* [What the task requires]
Copy the data exactly as it appears, and do not include any pictures.

* begin Material for the task *

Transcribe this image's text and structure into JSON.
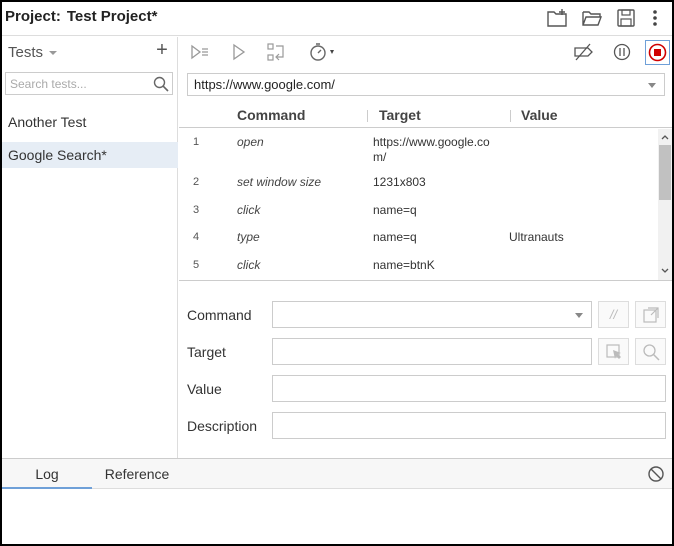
{
  "header": {
    "project_label": "Project:",
    "project_name": "Test Project*"
  },
  "sidebar": {
    "tests_label": "Tests",
    "add_label": "+",
    "search_placeholder": "Search tests...",
    "items": [
      {
        "label": "Another Test",
        "selected": false
      },
      {
        "label": "Google Search*",
        "selected": true
      }
    ]
  },
  "main": {
    "url": "https://www.google.com/",
    "table": {
      "headers": [
        "Command",
        "Target",
        "Value"
      ],
      "rows": [
        {
          "num": "1",
          "command": "open",
          "target": "https://www.google.com/",
          "value": ""
        },
        {
          "num": "2",
          "command": "set window size",
          "target": "1231x803",
          "value": ""
        },
        {
          "num": "3",
          "command": "click",
          "target": "name=q",
          "value": ""
        },
        {
          "num": "4",
          "command": "type",
          "target": "name=q",
          "value": "Ultranauts"
        },
        {
          "num": "5",
          "command": "click",
          "target": "name=btnK",
          "value": ""
        }
      ]
    },
    "editor": {
      "command_label": "Command",
      "target_label": "Target",
      "value_label": "Value",
      "description_label": "Description",
      "comment_label": "//"
    }
  },
  "bottom": {
    "tabs": [
      "Log",
      "Reference"
    ],
    "active_tab": "Log"
  },
  "colors": {
    "accent": "#6fa0d8",
    "record": "#d00000",
    "selected_bg": "#e6edf5"
  }
}
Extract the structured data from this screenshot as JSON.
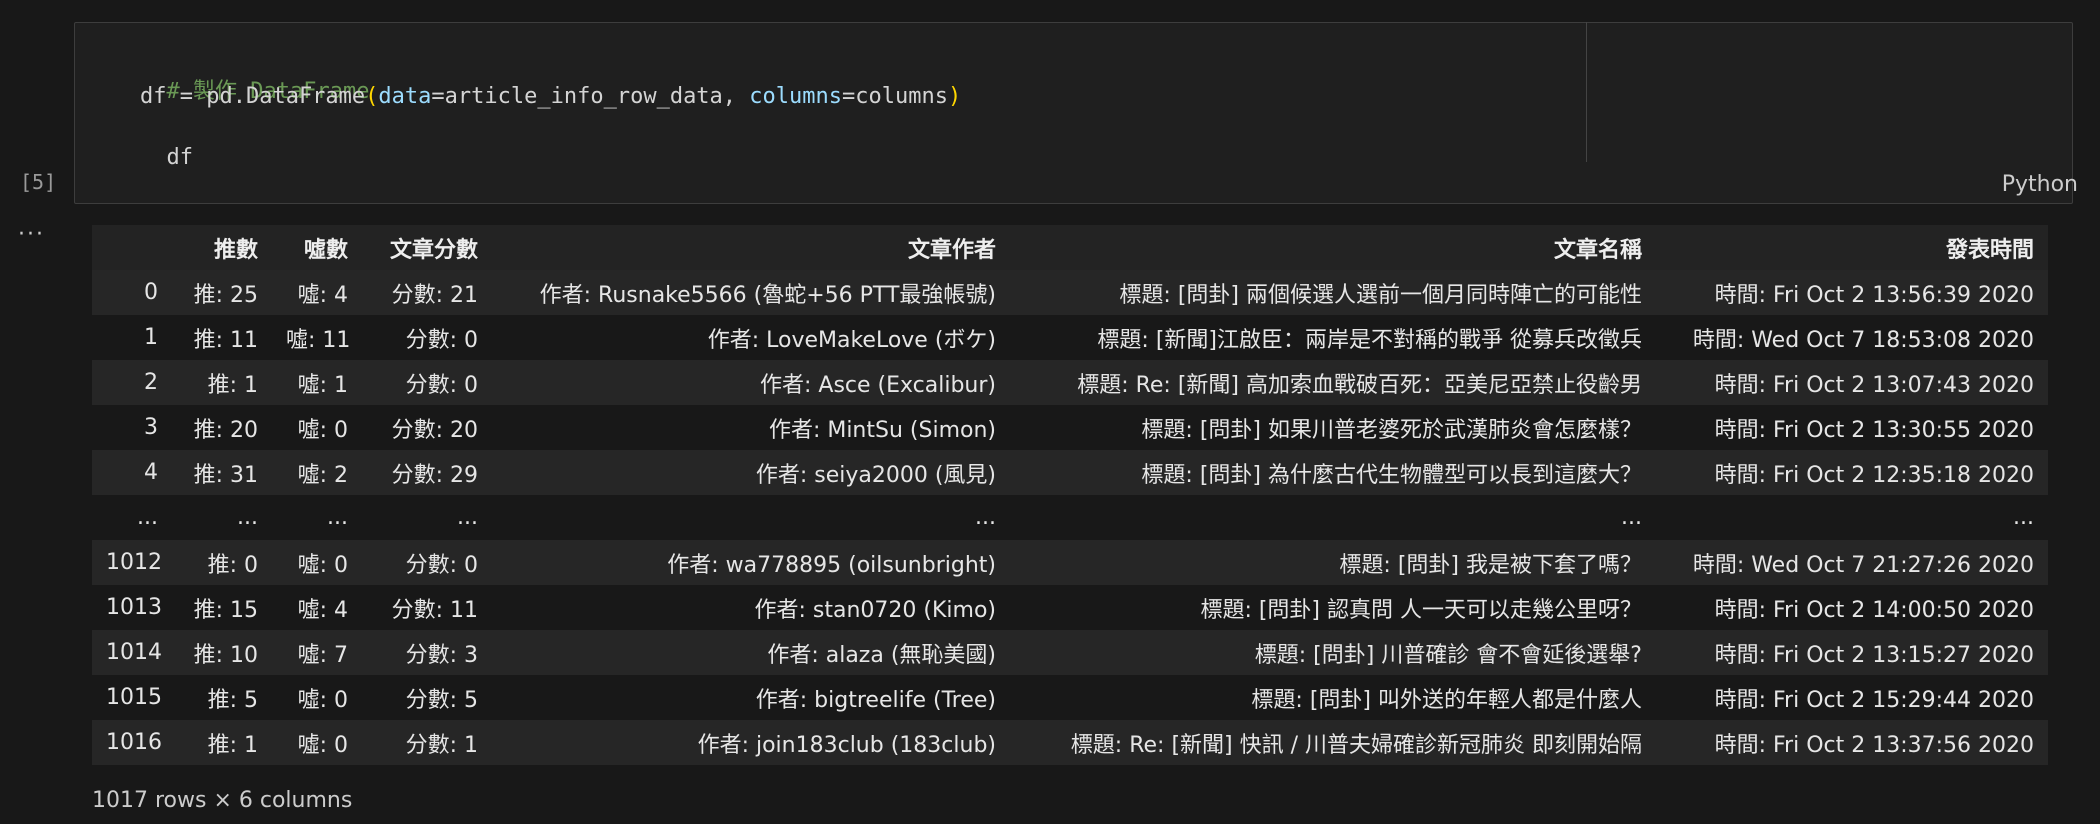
{
  "cell": {
    "execution_count": "[5]",
    "language": "Python",
    "code": {
      "line1": "# 製作 DataFrame",
      "line2_df": "df = pd.DataFrame",
      "line2_open": "(",
      "line2_param1": "data",
      "line2_eq1": "=article_info_row_data, ",
      "line2_param2": "columns",
      "line2_eq2": "=columns",
      "line2_close": ")",
      "line3": "df"
    }
  },
  "output": {
    "ellipsis": "···",
    "columns": [
      "",
      "推數",
      "噓數",
      "文章分數",
      "文章作者",
      "文章名稱",
      "發表時間"
    ],
    "rows": [
      [
        "0",
        "推: 25",
        "噓: 4",
        "分數: 21",
        "作者: Rusnake5566 (魯蛇+56 PTT最強帳號)",
        "標題: [問卦] 兩個候選人選前一個月同時陣亡的可能性",
        "時間: Fri Oct 2 13:56:39 2020"
      ],
      [
        "1",
        "推: 11",
        "噓: 11",
        "分數: 0",
        "作者: LoveMakeLove (ボケ)",
        "標題: [新聞]江啟臣：兩岸是不對稱的戰爭 從募兵改徵兵",
        "時間: Wed Oct 7 18:53:08 2020"
      ],
      [
        "2",
        "推: 1",
        "噓: 1",
        "分數: 0",
        "作者: Asce (Excalibur)",
        "標題: Re: [新聞] 高加索血戰破百死：亞美尼亞禁止役齡男",
        "時間: Fri Oct 2 13:07:43 2020"
      ],
      [
        "3",
        "推: 20",
        "噓: 0",
        "分數: 20",
        "作者: MintSu (Simon)",
        "標題: [問卦] 如果川普老婆死於武漢肺炎會怎麼樣？",
        "時間: Fri Oct 2 13:30:55 2020"
      ],
      [
        "4",
        "推: 31",
        "噓: 2",
        "分數: 29",
        "作者: seiya2000 (風見)",
        "標題: [問卦] 為什麼古代生物體型可以長到這麼大？",
        "時間: Fri Oct 2 12:35:18 2020"
      ],
      [
        "...",
        "...",
        "...",
        "...",
        "...",
        "...",
        "..."
      ],
      [
        "1012",
        "推: 0",
        "噓: 0",
        "分數: 0",
        "作者: wa778895 (oilsunbright)",
        "標題: [問卦] 我是被下套了嗎？",
        "時間: Wed Oct 7 21:27:26 2020"
      ],
      [
        "1013",
        "推: 15",
        "噓: 4",
        "分數: 11",
        "作者: stan0720 (Kimo)",
        "標題: [問卦] 認真問 人一天可以走幾公里呀？",
        "時間: Fri Oct 2 14:00:50 2020"
      ],
      [
        "1014",
        "推: 10",
        "噓: 7",
        "分數: 3",
        "作者: alaza (無恥美國)",
        "標題: [問卦] 川普確診 會不會延後選舉?",
        "時間: Fri Oct 2 13:15:27 2020"
      ],
      [
        "1015",
        "推: 5",
        "噓: 0",
        "分數: 5",
        "作者: bigtreelife (Tree)",
        "標題: [問卦] 叫外送的年輕人都是什麼人",
        "時間: Fri Oct 2 15:29:44 2020"
      ],
      [
        "1016",
        "推: 1",
        "噓: 0",
        "分數: 1",
        "作者: join183club (183club)",
        "標題: Re: [新聞] 快訊 / 川普夫婦確診新冠肺炎 即刻開始隔",
        "時間: Fri Oct 2 13:37:56 2020"
      ]
    ],
    "shape": "1017 rows × 6 columns"
  }
}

* end Material for the task *

* [Worked answer]
Transcribe this image's text and structure into JSON.
{
  "header": {
    "project_label": "Project:",
    "project_name": "Test Project*"
  },
  "sidebar": {
    "tests_label": "Tests",
    "add_label": "+",
    "search_placeholder": "Search tests...",
    "items": [
      {
        "label": "Another Test",
        "selected": false
      },
      {
        "label": "Google Search*",
        "selected": true
      }
    ]
  },
  "main": {
    "url": "https://www.google.com/",
    "table": {
      "headers": [
        "Command",
        "Target",
        "Value"
      ],
      "rows": [
        {
          "num": "1",
          "command": "open",
          "target": "https://www.google.com/",
          "value": ""
        },
        {
          "num": "2",
          "command": "set window size",
          "target": "1231x803",
          "value": ""
        },
        {
          "num": "3",
          "command": "click",
          "target": "name=q",
          "value": ""
        },
        {
          "num": "4",
          "command": "type",
          "target": "name=q",
          "value": "Ultranauts"
        },
        {
          "num": "5",
          "command": "click",
          "target": "name=btnK",
          "value": ""
        }
      ]
    },
    "editor": {
      "command_label": "Command",
      "target_label": "Target",
      "value_label": "Value",
      "description_label": "Description",
      "comment_label": "//"
    }
  },
  "bottom": {
    "tabs": [
      "Log",
      "Reference"
    ],
    "active_tab": "Log"
  },
  "colors": {
    "accent": "#6fa0d8",
    "record": "#d00000",
    "selected_bg": "#e6edf5"
  }
}
Extract the structured data from this screenshot as JSON.
{
  "cell": {
    "execution_count": "[5]",
    "language": "Python",
    "code": {
      "line1": "# 製作 DataFrame",
      "line2_df": "df = pd.DataFrame",
      "line2_open": "(",
      "line2_param1": "data",
      "line2_eq1": "=article_info_row_data, ",
      "line2_param2": "columns",
      "line2_eq2": "=columns",
      "line2_close": ")",
      "line3": "df"
    }
  },
  "output": {
    "ellipsis": "···",
    "columns": [
      "",
      "推數",
      "噓數",
      "文章分數",
      "文章作者",
      "文章名稱",
      "發表時間"
    ],
    "rows": [
      [
        "0",
        "推: 25",
        "噓: 4",
        "分數: 21",
        "作者: Rusnake5566 (魯蛇+56 PTT最強帳號)",
        "標題: [問卦] 兩個候選人選前一個月同時陣亡的可能性",
        "時間: Fri Oct 2 13:56:39 2020"
      ],
      [
        "1",
        "推: 11",
        "噓: 11",
        "分數: 0",
        "作者: LoveMakeLove (ボケ)",
        "標題: [新聞]江啟臣：兩岸是不對稱的戰爭 從募兵改徵兵",
        "時間: Wed Oct 7 18:53:08 2020"
      ],
      [
        "2",
        "推: 1",
        "噓: 1",
        "分數: 0",
        "作者: Asce (Excalibur)",
        "標題: Re: [新聞] 高加索血戰破百死：亞美尼亞禁止役齡男",
        "時間: Fri Oct 2 13:07:43 2020"
      ],
      [
        "3",
        "推: 20",
        "噓: 0",
        "分數: 20",
        "作者: MintSu (Simon)",
        "標題: [問卦] 如果川普老婆死於武漢肺炎會怎麼樣？",
        "時間: Fri Oct 2 13:30:55 2020"
      ],
      [
        "4",
        "推: 31",
        "噓: 2",
        "分數: 29",
        "作者: seiya2000 (風見)",
        "標題: [問卦] 為什麼古代生物體型可以長到這麼大？",
        "時間: Fri Oct 2 12:35:18 2020"
      ],
      [
        "...",
        "...",
        "...",
        "...",
        "...",
        "...",
        "..."
      ],
      [
        "1012",
        "推: 0",
        "噓: 0",
        "分數: 0",
        "作者: wa778895 (oilsunbright)",
        "標題: [問卦] 我是被下套了嗎？",
        "時間: Wed Oct 7 21:27:26 2020"
      ],
      [
        "1013",
        "推: 15",
        "噓: 4",
        "分數: 11",
        "作者: stan0720 (Kimo)",
        "標題: [問卦] 認真問 人一天可以走幾公里呀？",
        "時間: Fri Oct 2 14:00:50 2020"
      ],
      [
        "1014",
        "推: 10",
        "噓: 7",
        "分數: 3",
        "作者: alaza (無恥美國)",
        "標題: [問卦] 川普確診 會不會延後選舉?",
        "時間: Fri Oct 2 13:15:27 2020"
      ],
      [
        "1015",
        "推: 5",
        "噓: 0",
        "分數: 5",
        "作者: bigtreelife (Tree)",
        "標題: [問卦] 叫外送的年輕人都是什麼人",
        "時間: Fri Oct 2 15:29:44 2020"
      ],
      [
        "1016",
        "推: 1",
        "噓: 0",
        "分數: 1",
        "作者: join183club (183club)",
        "標題: Re: [新聞] 快訊 / 川普夫婦確診新冠肺炎 即刻開始隔",
        "時間: Fri Oct 2 13:37:56 2020"
      ]
    ],
    "shape": "1017 rows × 6 columns"
  }
}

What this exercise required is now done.